What you will do |
1. Answer these about the article on Femke Herregraven's work below:
(a) In which city is the artist based?
(b) In what year did the transatlantic cable communication network begin?
(c) In which gallery was the Neoliberal Lulz group exhibition held?
2. In the article on Femke Herregraven's work below, repeat everything from "Femke Herregraven’s work" down to "engineers and financiers." word for word.
3. Carry on the article about Femke Herregraven's work below, picking up right after its final line.

Femke Herregraven’s work is rooted in the tension between the material and the digital. Coming from a design background, the Amsterdam-based artist started travelling to remote offshore locations with the intention of mapping and making visible the infrastructures of financial markets; the ones kept away from the public eye. They’re what she calls “geographies of avoidance”, in an interview conducted through Skype from her location in the Netherlands capital, and they’re a part of the transatlantic cable communication network, begun in 1854 and triggered by engineers and financiers.

I’d come across Herregraven’s work at a panel discussion at this year’s Transmediale 2016, in Febuary where she presented virtual platform Liquid citizenship (2015): a speculative parcour, a sort of obstacle course, through which a user with a randomly assigned profile can try out various citizenships, visas and passport possibilities. A participant can be an Afghan or Togoan national, for instance, aiming to reach a different country. The game reveals the difficulties of achieving such a basic condition for a non-wealthy and non-western citizen, as well as the artist’s interest in language, interfaces and politics. That same month Herregraven presented as part of the Neoliberal Lulz group exhibition at London’s Carroll/Fletcher, exploring the material world of finance, through sculptures and videos around trading algorithms, remote aluminium storages and tax evasion opportunities.

Femke Herregraven, 'Sprawling Swamps' (2016). Digital screen capture. Courtesy the artist + CCS Bard, New York.
Femke Herregraven, ‘Sprawling Swamps’ (2016). Digital screen capture. Courtesy the artist + CCS Bard, New York.

Information supplied |
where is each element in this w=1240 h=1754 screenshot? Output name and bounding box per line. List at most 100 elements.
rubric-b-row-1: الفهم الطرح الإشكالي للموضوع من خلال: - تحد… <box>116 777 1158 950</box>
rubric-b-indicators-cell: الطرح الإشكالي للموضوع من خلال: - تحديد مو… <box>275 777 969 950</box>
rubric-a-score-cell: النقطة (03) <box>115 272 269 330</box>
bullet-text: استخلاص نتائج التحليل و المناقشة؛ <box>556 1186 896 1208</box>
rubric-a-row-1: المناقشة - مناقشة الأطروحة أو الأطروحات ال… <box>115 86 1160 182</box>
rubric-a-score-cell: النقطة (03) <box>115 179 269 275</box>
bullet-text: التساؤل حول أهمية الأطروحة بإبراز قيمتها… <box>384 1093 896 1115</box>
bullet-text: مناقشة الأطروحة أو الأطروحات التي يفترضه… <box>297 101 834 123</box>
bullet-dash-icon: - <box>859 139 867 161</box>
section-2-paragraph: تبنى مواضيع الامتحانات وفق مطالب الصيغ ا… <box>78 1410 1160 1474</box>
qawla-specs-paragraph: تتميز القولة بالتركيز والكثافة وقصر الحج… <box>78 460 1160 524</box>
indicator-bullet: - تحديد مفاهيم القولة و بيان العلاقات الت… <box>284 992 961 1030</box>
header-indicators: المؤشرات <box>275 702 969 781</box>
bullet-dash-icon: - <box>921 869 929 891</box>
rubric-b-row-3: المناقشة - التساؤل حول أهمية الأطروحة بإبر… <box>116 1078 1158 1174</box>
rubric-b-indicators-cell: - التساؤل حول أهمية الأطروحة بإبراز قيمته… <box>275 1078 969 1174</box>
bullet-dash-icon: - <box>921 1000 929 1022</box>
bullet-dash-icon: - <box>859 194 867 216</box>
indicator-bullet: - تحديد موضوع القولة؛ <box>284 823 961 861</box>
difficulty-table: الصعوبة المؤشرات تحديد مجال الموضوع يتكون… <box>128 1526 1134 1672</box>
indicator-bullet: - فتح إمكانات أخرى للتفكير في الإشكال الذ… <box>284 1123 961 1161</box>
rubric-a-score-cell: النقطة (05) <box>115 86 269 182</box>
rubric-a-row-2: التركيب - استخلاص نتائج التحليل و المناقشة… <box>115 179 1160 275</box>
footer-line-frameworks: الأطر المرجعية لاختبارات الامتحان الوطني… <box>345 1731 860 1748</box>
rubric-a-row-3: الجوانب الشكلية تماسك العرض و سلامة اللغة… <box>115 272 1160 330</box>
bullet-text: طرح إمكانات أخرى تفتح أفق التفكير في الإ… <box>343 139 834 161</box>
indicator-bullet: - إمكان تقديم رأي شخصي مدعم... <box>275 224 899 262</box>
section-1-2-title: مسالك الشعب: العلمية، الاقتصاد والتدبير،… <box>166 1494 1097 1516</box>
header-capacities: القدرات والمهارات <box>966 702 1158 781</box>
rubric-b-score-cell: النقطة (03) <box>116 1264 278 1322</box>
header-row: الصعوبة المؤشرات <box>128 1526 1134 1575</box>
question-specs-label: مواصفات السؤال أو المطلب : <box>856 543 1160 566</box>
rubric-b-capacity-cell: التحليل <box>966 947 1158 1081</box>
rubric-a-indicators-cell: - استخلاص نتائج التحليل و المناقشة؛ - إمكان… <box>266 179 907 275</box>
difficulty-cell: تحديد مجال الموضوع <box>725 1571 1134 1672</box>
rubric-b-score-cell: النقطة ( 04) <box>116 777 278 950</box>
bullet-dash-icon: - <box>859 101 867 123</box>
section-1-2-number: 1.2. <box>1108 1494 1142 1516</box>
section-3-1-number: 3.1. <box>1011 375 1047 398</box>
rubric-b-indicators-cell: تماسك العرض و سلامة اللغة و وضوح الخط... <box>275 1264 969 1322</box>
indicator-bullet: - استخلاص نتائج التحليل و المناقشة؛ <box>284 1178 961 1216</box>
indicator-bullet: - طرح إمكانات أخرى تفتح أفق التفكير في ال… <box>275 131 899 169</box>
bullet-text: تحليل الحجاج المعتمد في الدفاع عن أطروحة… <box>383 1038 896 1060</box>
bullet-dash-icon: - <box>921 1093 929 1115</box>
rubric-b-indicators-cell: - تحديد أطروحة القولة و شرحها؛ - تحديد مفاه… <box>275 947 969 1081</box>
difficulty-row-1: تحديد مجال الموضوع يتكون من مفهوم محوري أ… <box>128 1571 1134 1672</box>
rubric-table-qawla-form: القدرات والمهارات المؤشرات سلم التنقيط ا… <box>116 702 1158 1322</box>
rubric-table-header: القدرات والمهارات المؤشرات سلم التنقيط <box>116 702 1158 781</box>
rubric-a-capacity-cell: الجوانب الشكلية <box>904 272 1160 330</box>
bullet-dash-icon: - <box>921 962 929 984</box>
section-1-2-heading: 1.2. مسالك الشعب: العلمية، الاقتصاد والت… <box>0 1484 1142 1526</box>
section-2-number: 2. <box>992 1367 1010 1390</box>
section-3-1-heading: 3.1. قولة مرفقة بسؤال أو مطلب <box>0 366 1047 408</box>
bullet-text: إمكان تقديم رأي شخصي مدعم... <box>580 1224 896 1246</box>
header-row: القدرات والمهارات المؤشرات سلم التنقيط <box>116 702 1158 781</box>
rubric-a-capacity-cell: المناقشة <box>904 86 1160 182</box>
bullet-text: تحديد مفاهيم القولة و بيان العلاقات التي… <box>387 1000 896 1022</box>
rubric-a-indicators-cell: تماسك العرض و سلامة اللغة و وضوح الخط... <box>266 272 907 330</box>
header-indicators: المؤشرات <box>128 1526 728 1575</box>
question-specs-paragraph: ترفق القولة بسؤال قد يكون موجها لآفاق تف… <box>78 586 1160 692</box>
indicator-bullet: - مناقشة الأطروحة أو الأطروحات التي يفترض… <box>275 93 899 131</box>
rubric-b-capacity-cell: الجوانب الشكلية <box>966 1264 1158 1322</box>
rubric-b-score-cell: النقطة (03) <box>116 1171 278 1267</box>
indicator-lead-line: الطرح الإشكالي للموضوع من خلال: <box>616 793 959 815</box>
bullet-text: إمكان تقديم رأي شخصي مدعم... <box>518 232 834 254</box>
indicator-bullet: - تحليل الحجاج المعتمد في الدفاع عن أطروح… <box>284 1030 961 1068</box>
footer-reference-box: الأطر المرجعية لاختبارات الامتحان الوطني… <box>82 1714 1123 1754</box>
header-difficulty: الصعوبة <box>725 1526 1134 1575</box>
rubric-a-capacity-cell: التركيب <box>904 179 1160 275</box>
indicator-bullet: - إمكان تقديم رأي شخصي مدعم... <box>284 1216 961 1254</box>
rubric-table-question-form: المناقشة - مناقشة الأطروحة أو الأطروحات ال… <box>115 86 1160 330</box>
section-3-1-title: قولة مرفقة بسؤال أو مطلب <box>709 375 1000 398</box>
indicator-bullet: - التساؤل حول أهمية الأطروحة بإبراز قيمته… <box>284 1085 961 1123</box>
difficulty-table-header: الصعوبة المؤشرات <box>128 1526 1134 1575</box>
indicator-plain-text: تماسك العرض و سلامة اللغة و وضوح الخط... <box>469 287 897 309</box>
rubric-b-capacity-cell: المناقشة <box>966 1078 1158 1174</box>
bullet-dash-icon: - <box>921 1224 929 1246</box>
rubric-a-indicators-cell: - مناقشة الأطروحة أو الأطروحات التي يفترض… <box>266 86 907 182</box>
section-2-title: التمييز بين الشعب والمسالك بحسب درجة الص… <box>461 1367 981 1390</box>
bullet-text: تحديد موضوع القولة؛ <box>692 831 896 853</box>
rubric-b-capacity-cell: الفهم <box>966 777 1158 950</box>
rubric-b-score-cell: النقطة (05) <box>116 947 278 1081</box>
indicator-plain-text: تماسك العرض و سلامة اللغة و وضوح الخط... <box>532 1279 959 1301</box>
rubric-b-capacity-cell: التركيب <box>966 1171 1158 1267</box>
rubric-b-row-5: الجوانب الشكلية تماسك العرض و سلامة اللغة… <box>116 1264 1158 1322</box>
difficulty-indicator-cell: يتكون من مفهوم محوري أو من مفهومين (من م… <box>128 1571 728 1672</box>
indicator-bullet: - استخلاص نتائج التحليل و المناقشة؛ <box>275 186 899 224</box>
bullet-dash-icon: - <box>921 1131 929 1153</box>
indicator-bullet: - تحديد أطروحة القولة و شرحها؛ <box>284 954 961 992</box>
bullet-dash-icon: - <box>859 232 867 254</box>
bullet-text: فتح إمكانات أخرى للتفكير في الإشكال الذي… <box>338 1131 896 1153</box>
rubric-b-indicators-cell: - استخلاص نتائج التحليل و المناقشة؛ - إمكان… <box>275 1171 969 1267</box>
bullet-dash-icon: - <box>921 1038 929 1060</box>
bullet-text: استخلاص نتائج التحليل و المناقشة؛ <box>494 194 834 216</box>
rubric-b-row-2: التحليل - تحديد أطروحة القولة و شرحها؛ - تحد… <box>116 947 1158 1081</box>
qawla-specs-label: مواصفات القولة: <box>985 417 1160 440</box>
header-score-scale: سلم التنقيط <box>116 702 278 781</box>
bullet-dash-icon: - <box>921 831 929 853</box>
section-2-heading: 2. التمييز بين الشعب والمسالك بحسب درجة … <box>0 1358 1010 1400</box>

Answers for the exercise |
1.
(a) Amsterdam
(b) 1854
(c) Carroll/Fletcher, in London

2.
Femke Herregraven’s work is rooted in the tension between the material and the digital. Coming from a design background, the Amsterdam-based artist started travelling to remote offshore locations with the intention of mapping and making visible the infrastructures of financial markets; the ones kept away from the public eye. They’re what she calls “geographies of avoidance”, in an interview conducted through Skype from her location in the Netherlands capital, and they’re a part of the transatlantic cable communication network, begun in 1854 and triggered by engineers and financiers.

3.
As a whole, Herregraven’s work tackles the material basis of economic systems and the relationship between human and machine, through affective algorithms and the creation of new geographies out of an intangible colonisation; one that takes over landscapes and off center locations through cabling systems and data centers. Places like the Arctic, Lannion in Brittany or Curaçao in the Caribbean are some examples of spots where these cables are located and are now places of Herregraven’s production, speculation and research. Because these infrastructures are invisible, her travel is purely a symbolic action; a starting point for reflection on markets and dislocated communication structures, developing into a focus on finance as a hyperobject: something that has an effect and a widespread presence, yet cannot be seen.

Ideas of potential of disasters becoming opportunities and ‘Black Swan’ events (as, in those that are outside of our own logical understanding and operational reach) are a core narrative to Herregraven’s work, as well as speculative ideas around value, and how immaterial elements, including language, can affect value-generation. There’s a hanging sculpture called ‘Subsecond Flocks – When you startle awake at four in the morning it’s not because you’re feeling happy (2016) made out of materials involved in these kinds of  predictive technologies —acrylic stack and tubes, a hand engraved carbon stick and rubber cords —as well as a rudimentary digital environment, called ‘Sprawling Swamps’ (2016), which uses satellite photos and self-generated imagery to detect unstable territories.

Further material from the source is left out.